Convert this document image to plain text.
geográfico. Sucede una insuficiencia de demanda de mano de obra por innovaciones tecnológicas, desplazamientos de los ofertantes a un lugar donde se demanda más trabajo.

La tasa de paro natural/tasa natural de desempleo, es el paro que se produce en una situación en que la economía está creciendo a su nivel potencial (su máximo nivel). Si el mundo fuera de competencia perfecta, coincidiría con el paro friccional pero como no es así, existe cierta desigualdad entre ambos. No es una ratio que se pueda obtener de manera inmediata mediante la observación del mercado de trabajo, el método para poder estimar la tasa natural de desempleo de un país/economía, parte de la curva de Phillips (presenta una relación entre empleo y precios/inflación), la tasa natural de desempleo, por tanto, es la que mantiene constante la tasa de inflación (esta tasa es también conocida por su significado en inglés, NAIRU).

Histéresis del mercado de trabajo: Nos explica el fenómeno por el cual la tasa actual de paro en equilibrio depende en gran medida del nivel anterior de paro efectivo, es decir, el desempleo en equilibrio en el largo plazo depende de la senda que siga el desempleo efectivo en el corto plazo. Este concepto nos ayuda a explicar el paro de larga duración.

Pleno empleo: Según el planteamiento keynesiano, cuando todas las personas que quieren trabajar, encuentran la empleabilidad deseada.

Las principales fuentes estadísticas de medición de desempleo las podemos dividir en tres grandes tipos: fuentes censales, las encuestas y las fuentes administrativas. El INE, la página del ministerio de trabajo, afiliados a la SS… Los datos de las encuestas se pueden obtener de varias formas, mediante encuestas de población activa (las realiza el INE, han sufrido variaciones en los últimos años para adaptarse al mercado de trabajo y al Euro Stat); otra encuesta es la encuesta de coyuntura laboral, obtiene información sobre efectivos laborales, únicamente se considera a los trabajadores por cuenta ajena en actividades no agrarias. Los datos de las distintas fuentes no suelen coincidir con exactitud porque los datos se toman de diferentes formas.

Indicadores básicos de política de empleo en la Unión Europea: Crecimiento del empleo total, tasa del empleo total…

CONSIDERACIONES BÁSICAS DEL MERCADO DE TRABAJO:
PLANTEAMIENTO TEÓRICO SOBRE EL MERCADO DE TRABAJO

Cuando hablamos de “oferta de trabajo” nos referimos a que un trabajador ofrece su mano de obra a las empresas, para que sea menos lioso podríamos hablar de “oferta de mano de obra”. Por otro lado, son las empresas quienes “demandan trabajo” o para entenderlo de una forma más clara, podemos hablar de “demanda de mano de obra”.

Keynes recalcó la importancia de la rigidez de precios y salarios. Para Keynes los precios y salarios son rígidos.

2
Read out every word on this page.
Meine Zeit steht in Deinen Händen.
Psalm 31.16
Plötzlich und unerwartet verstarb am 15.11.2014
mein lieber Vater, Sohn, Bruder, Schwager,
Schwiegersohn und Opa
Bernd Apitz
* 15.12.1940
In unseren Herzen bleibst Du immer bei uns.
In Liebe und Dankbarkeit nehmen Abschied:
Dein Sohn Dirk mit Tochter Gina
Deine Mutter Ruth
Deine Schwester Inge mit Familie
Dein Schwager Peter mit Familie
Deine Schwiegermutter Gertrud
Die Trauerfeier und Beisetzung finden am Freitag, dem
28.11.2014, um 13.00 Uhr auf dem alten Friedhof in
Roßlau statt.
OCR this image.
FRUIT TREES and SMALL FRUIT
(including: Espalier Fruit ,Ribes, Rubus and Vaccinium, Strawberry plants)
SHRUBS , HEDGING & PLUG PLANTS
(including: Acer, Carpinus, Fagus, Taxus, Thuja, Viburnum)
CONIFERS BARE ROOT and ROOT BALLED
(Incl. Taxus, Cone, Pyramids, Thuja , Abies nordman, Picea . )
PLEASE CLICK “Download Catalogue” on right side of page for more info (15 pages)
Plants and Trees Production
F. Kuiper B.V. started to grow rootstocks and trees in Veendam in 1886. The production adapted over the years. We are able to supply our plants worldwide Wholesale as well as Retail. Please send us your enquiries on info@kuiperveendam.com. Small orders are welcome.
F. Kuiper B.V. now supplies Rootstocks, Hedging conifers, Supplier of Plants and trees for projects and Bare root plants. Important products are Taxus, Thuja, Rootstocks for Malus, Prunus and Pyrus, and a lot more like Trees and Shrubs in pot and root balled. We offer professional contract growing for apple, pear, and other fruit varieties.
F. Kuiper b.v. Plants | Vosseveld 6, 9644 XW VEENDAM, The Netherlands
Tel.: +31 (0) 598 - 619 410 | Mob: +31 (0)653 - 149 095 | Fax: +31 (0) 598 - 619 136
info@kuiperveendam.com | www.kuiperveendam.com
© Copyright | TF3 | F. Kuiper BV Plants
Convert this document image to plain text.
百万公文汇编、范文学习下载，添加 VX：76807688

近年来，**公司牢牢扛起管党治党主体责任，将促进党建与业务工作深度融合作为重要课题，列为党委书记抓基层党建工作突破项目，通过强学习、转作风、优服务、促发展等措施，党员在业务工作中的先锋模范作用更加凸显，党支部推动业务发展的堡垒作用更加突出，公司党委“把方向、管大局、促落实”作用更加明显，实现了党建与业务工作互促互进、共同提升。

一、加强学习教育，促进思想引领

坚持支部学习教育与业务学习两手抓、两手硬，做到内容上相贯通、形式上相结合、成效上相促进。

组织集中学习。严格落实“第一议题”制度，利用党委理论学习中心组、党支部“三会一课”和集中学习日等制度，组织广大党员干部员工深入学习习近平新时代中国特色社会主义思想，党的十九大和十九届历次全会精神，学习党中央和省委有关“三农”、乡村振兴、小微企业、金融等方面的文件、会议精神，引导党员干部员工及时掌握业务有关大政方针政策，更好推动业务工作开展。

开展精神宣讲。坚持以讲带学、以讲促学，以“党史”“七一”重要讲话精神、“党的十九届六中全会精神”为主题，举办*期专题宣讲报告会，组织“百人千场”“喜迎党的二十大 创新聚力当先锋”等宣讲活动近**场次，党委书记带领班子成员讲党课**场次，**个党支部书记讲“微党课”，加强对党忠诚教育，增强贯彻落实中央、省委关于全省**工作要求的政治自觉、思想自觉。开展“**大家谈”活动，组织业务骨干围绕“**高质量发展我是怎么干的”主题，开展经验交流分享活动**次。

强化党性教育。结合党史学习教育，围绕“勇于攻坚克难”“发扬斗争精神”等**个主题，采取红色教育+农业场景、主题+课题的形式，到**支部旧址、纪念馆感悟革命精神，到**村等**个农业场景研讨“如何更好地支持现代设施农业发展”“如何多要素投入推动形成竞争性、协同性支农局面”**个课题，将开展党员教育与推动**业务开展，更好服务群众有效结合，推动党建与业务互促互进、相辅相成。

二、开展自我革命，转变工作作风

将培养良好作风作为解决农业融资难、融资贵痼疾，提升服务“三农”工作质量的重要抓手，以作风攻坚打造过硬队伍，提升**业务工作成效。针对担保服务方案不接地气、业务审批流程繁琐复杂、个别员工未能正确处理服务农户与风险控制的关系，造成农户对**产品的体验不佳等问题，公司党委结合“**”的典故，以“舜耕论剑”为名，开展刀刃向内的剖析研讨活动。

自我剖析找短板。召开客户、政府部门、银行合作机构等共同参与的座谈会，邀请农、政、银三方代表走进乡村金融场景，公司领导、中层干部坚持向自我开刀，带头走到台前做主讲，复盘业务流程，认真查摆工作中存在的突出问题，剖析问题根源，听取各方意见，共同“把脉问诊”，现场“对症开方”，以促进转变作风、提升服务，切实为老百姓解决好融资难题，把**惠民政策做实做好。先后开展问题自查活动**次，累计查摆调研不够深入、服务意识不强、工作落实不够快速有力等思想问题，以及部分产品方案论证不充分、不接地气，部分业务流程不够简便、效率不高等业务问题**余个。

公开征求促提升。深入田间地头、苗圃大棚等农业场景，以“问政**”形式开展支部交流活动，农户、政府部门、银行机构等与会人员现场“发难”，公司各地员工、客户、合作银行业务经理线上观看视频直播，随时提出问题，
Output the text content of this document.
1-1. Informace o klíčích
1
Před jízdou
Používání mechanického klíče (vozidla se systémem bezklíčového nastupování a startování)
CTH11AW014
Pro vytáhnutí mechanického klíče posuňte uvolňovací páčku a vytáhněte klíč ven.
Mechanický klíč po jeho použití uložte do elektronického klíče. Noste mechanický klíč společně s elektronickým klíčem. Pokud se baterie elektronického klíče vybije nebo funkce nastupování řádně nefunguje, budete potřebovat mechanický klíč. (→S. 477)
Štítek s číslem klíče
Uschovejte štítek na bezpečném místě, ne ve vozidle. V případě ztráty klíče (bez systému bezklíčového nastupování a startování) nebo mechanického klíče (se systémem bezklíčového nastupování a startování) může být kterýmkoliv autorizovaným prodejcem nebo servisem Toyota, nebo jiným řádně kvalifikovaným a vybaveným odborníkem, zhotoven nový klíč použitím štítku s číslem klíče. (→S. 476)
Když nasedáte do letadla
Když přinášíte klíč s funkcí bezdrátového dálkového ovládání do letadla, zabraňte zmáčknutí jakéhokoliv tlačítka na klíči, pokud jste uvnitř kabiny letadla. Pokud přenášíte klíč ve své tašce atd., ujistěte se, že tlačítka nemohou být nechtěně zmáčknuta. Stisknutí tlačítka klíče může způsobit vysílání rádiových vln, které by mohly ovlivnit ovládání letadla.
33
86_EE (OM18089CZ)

▬▬▬▬▬▬▬▬▬▬

• **GIVEN PROBLEM**
Check each line of the records above for the string "demanda", and report every line that has it.

• **ANSWER TO THIS TASK**
geográfico. Sucede una insuficiencia de demanda de mano de obra por innovaciones tecnológicas, desplazamientos de los ofertantes a un lugar donde se demanda más trabajo.
Cuando hablamos de “oferta de trabajo” nos referimos a que un trabajador ofrece su mano de obra a las empresas, para que sea menos lioso podríamos hablar de “oferta de mano de obra”. Por otro lado, son las empresas quienes “demandan trabajo” o para entenderlo de una forma más clara, podemos hablar de “demanda de mano de obra”.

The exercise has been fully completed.